Brief: Present the data once more in exactly its original form.

Given records:
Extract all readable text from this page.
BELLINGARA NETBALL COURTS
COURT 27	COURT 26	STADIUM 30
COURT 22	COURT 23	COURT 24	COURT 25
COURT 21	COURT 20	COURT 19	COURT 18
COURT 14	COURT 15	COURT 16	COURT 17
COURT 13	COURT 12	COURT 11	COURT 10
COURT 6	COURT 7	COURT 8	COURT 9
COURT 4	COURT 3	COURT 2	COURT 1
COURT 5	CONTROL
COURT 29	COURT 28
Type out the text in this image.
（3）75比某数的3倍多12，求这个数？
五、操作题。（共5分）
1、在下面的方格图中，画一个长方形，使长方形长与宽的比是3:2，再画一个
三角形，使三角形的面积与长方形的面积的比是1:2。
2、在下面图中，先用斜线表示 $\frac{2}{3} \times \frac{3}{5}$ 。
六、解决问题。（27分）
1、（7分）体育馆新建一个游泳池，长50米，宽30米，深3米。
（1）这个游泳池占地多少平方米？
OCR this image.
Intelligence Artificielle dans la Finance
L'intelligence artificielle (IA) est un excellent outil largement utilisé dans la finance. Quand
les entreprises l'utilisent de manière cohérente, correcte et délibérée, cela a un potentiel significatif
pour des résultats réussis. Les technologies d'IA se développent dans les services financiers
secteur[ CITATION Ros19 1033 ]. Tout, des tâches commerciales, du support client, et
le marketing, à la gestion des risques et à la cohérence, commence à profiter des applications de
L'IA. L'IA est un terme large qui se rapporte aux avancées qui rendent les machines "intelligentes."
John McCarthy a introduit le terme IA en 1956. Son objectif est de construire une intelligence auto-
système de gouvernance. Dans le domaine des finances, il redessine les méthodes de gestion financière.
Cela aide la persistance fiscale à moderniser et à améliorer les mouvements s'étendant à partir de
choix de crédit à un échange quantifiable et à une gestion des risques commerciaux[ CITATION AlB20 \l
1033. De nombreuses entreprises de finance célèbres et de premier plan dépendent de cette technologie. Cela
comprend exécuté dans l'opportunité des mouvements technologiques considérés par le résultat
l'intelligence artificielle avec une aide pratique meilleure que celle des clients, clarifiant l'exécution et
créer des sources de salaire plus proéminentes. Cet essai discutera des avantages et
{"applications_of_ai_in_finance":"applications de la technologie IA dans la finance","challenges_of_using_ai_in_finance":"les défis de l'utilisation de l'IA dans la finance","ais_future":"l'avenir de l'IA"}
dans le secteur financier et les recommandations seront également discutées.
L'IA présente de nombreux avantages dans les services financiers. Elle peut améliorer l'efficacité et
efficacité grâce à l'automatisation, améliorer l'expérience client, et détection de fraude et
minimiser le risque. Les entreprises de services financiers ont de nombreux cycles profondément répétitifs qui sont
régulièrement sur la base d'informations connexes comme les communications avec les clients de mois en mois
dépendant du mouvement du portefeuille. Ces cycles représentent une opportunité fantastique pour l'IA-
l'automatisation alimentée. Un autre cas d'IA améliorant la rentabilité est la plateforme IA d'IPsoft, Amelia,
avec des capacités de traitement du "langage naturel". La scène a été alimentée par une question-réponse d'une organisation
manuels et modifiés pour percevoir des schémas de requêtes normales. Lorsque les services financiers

The completed task:
Extract all readable text from this page.
BELLINGARA NETBALL COURTS
COURT 27	COURT 26	STADIUM 30
COURT 22	COURT 23	COURT 24	COURT 25
COURT 21	COURT 20	COURT 19	COURT 18
COURT 14	COURT 15	COURT 16	COURT 17
COURT 13	COURT 12	COURT 11	COURT 10
COURT 6	COURT 7	COURT 8	COURT 9
COURT 4	COURT 3	COURT 2	COURT 1
COURT 5	CONTROL
COURT 29	COURT 28
Type out the text in this image.
（3）75比某数的3倍多12，求这个数？
五、操作题。（共5分）
1、在下面的方格图中，画一个长方形，使长方形长与宽的比是3:2，再画一个
三角形，使三角形的面积与长方形的面积的比是1:2。
2、在下面图中，先用斜线表示 $\frac{2}{3} \times \frac{3}{5}$ 。
六、解决问题。（27分）
1、（7分）体育馆新建一个游泳池，长50米，宽30米，深3米。
（1）这个游泳池占地多少平方米？
OCR this image.
Intelligence Artificielle dans la Finance
L'intelligence artificielle (IA) est un excellent outil largement utilisé dans la finance. Quand
les entreprises l'utilisent de manière cohérente, correcte et délibérée, cela a un potentiel significatif
pour des résultats réussis. Les technologies d'IA se développent dans les services financiers
secteur[ CITATION Ros19 1033 ]. Tout, des tâches commerciales, du support client, et
le marketing, à la gestion des risques et à la cohérence, commence à profiter des applications de
L'IA. L'IA est un terme large qui se rapporte aux avancées qui rendent les machines "intelligentes."
John McCarthy a introduit le terme IA en 1956. Son objectif est de construire une intelligence auto-
système de gouvernance. Dans le domaine des finances, il redessine les méthodes de gestion financière.
Cela aide la persistance fiscale à moderniser et à améliorer les mouvements s'étendant à partir de
choix de crédit à un échange quantifiable et à une gestion des risques commerciaux[ CITATION AlB20 \l
1033. De nombreuses entreprises de finance célèbres et de premier plan dépendent de cette technologie. Cela
comprend exécuté dans l'opportunité des mouvements technologiques considérés par le résultat
l'intelligence artificielle avec une aide pratique meilleure que celle des clients, clarifiant l'exécution et
créer des sources de salaire plus proéminentes. Cet essai discutera des avantages et
{"applications_of_ai_in_finance":"applications de la technologie IA dans la finance","challenges_of_using_ai_in_finance":"les défis de l'utilisation de l'IA dans la finance","ais_future":"l'avenir de l'IA"}
dans le secteur financier et les recommandations seront également discutées.
L'IA présente de nombreux avantages dans les services financiers. Elle peut améliorer l'efficacité et
efficacité grâce à l'automatisation, améliorer l'expérience client, et détection de fraude et
minimiser le risque. Les entreprises de services financiers ont de nombreux cycles profondément répétitifs qui sont
régulièrement sur la base d'informations connexes comme les communications avec les clients de mois en mois
dépendant du mouvement du portefeuille. Ces cycles représentent une opportunité fantastique pour l'IA-
l'automatisation alimentée. Un autre cas d'IA améliorant la rentabilité est la plateforme IA d'IPsoft, Amelia,
avec des capacités de traitement du "langage naturel". La scène a été alimentée par une question-réponse d'une organisation
manuels et modifiés pour percevoir des schémas de requêtes normales. Lorsque les services financiers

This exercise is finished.